(Data entries for graphics)

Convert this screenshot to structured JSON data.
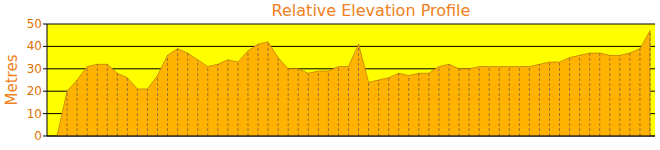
{
  "chart_data": {
    "type": "area",
    "title": "Relative Elevation Profile",
    "y_label": "Metres",
    "categories": [
      null,
      null,
      null,
      null,
      null,
      null,
      null,
      null,
      null,
      null,
      null,
      null,
      null,
      null,
      null,
      null,
      null,
      null,
      null,
      null,
      null,
      null,
      null,
      null,
      null,
      null,
      null,
      null,
      null,
      null,
      null,
      null,
      null,
      null,
      null,
      null,
      null,
      null,
      null,
      null,
      null,
      null,
      null,
      null,
      null,
      null,
      null,
      null,
      null,
      null,
      null,
      null,
      null,
      null,
      null,
      null,
      null,
      null,
      null,
      null
    ],
    "values": [
      0,
      20,
      25,
      31,
      32,
      32,
      28,
      26,
      21,
      21,
      27,
      36,
      39,
      37,
      34,
      31,
      32,
      34,
      33,
      38,
      41,
      42,
      35,
      30,
      30,
      28,
      29,
      29,
      31,
      31,
      41,
      24,
      25,
      26,
      28,
      27,
      28,
      28,
      31,
      32,
      30,
      30,
      31,
      31,
      31,
      31,
      31,
      31,
      32,
      33,
      33,
      35,
      36,
      37,
      37,
      36,
      36,
      37,
      39,
      47
    ],
    "color": "#ffb300",
    "ylim": [
      0,
      50
    ],
    "yticks": [
      0,
      10,
      20,
      30,
      40,
      50
    ],
    "grid": true,
    "tick_labels": "y"
  }
}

Do this:
Make an exact copy of the records shown above, without the pictures.

Output below:
Convert this screenshot to structured JSON data.
{
  "chart_data": {
    "type": "area",
    "title": "Relative Elevation Profile",
    "y_label": "Metres",
    "categories": [
      null,
      null,
      null,
      null,
      null,
      null,
      null,
      null,
      null,
      null,
      null,
      null,
      null,
      null,
      null,
      null,
      null,
      null,
      null,
      null,
      null,
      null,
      null,
      null,
      null,
      null,
      null,
      null,
      null,
      null,
      null,
      null,
      null,
      null,
      null,
      null,
      null,
      null,
      null,
      null,
      null,
      null,
      null,
      null,
      null,
      null,
      null,
      null,
      null,
      null,
      null,
      null,
      null,
      null,
      null,
      null,
      null,
      null,
      null,
      null
    ],
    "values": [
      0,
      20,
      25,
      31,
      32,
      32,
      28,
      26,
      21,
      21,
      27,
      36,
      39,
      37,
      34,
      31,
      32,
      34,
      33,
      38,
      41,
      42,
      35,
      30,
      30,
      28,
      29,
      29,
      31,
      31,
      41,
      24,
      25,
      26,
      28,
      27,
      28,
      28,
      31,
      32,
      30,
      30,
      31,
      31,
      31,
      31,
      31,
      31,
      32,
      33,
      33,
      35,
      36,
      37,
      37,
      36,
      36,
      37,
      39,
      47
    ],
    "color": "#ffb300",
    "ylim": [
      0,
      50
    ],
    "yticks": [
      0,
      10,
      20,
      30,
      40,
      50
    ],
    "grid": true,
    "tick_labels": "y"
  }
}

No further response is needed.